* Task goal
Make an exact copy of all the entries, but do not reproduce the pictures.

— Start Data entries —

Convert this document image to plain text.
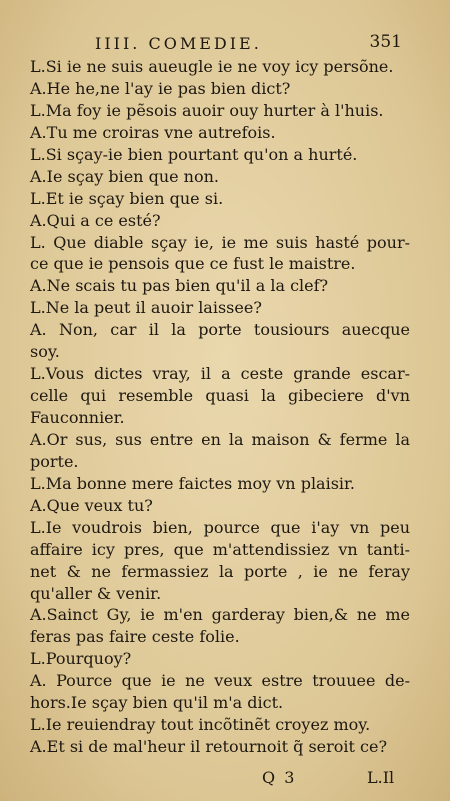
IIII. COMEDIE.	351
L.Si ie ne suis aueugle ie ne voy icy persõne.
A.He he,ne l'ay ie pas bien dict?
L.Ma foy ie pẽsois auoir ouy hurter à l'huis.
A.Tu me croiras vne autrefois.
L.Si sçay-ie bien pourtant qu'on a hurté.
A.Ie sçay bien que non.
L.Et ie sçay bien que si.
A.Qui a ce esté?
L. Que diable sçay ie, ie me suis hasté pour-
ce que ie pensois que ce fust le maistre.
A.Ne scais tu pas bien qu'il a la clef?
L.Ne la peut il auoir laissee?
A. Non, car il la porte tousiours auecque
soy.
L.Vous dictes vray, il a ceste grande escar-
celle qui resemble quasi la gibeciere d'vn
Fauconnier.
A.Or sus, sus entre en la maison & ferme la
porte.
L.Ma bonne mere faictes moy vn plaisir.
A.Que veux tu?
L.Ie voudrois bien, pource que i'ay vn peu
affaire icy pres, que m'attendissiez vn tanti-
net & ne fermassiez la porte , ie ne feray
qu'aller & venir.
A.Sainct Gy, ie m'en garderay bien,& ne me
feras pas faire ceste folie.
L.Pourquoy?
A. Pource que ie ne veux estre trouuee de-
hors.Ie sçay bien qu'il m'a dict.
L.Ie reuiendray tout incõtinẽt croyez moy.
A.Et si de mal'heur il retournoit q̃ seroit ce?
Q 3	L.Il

— End Data entries —

* Exercise result
Convert this document image to plain text.
IIII. COMEDIE.	351
L.Si ie ne suis aueugle ie ne voy icy persõne.
A.He he,ne l'ay ie pas bien dict?
L.Ma foy ie pẽsois auoir ouy hurter à l'huis.
A.Tu me croiras vne autrefois.
L.Si sçay-ie bien pourtant qu'on a hurté.
A.Ie sçay bien que non.
L.Et ie sçay bien que si.
A.Qui a ce esté?
L. Que diable sçay ie, ie me suis hasté pour-
ce que ie pensois que ce fust le maistre.
A.Ne scais tu pas bien qu'il a la clef?
L.Ne la peut il auoir laissee?
A. Non, car il la porte tousiours auecque
soy.
L.Vous dictes vray, il a ceste grande escar-
celle qui resemble quasi la gibeciere d'vn
Fauconnier.
A.Or sus, sus entre en la maison & ferme la
porte.
L.Ma bonne mere faictes moy vn plaisir.
A.Que veux tu?
L.Ie voudrois bien, pource que i'ay vn peu
affaire icy pres, que m'attendissiez vn tanti-
net & ne fermassiez la porte , ie ne feray
qu'aller & venir.
A.Sainct Gy, ie m'en garderay bien,& ne me
feras pas faire ceste folie.
L.Pourquoy?
A. Pource que ie ne veux estre trouuee de-
hors.Ie sçay bien qu'il m'a dict.
L.Ie reuiendray tout incõtinẽt croyez moy.
A.Et si de mal'heur il retournoit q̃ seroit ce?
Q 3	L.Il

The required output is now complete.